| AIM |
Copy every line of the data in which the word "fans" occurs.

**** TASK INPUT ****

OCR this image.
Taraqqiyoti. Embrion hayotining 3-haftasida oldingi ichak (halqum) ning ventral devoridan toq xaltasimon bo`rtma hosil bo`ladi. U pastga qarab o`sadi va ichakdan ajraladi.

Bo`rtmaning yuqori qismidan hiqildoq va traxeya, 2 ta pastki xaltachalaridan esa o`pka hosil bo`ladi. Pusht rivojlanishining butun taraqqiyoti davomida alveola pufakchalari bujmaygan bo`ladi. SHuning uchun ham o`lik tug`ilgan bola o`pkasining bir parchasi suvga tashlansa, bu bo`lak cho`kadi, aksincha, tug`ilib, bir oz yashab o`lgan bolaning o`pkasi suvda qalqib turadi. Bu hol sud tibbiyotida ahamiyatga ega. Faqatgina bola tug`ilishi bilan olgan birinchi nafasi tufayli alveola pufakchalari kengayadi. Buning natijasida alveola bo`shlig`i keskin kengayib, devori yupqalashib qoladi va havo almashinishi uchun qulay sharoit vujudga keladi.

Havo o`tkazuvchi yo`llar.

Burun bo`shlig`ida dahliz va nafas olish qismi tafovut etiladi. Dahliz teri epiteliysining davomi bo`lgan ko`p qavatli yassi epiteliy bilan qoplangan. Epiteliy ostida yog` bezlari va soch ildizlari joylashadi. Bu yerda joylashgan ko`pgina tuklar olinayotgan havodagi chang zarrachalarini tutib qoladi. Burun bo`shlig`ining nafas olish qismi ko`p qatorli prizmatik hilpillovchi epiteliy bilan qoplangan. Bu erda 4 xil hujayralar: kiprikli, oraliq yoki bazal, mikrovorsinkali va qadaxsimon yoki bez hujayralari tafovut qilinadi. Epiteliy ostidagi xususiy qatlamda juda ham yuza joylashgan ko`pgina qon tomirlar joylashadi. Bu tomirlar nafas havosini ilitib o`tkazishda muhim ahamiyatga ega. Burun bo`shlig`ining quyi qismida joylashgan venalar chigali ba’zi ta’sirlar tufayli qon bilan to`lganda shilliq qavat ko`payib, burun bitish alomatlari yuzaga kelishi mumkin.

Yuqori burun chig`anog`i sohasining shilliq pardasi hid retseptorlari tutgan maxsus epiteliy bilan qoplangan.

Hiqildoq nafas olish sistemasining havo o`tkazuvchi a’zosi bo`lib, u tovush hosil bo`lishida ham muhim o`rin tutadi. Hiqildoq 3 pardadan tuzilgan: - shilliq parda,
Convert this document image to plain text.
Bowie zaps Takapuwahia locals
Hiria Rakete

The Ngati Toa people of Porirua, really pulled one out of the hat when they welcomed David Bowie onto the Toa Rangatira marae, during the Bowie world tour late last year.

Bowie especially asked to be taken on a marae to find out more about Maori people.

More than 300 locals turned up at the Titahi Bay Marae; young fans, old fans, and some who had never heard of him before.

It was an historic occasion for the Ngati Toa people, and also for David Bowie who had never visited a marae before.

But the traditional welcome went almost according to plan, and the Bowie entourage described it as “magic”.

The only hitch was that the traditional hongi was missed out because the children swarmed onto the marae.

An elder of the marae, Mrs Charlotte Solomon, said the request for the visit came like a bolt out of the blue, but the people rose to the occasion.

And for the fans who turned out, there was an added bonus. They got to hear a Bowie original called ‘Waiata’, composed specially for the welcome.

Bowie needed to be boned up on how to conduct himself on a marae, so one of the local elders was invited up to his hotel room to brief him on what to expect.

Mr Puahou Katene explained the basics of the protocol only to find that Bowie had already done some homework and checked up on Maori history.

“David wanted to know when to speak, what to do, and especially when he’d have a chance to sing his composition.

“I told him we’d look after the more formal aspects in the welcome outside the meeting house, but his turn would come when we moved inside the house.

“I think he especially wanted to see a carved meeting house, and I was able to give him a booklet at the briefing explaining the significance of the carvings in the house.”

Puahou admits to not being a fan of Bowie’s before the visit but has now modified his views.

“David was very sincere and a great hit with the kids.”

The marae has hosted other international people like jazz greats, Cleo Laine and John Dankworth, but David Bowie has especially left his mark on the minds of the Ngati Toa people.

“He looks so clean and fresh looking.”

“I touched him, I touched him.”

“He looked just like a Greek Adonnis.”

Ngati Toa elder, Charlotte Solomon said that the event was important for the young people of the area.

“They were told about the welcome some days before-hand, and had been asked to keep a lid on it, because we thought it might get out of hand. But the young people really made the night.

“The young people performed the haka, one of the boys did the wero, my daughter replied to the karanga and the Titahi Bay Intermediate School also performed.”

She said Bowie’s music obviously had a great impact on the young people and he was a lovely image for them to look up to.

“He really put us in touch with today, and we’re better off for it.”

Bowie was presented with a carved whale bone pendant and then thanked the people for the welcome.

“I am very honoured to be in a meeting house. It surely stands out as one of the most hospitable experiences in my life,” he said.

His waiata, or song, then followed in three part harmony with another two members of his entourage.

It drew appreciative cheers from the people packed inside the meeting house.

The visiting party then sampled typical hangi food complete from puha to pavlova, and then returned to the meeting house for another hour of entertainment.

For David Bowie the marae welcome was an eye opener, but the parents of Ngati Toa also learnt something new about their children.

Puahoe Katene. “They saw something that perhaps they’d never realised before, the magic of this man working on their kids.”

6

****

| WRITTEN ANSWER |
More than 300 locals turned up at the Titahi Bay Marae; young fans, old fans, and some who had never heard of him before.
And for the fans who turned out, there was an added bonus. They got to hear a Bowie original called ‘Waiata’, composed specially for the welcome.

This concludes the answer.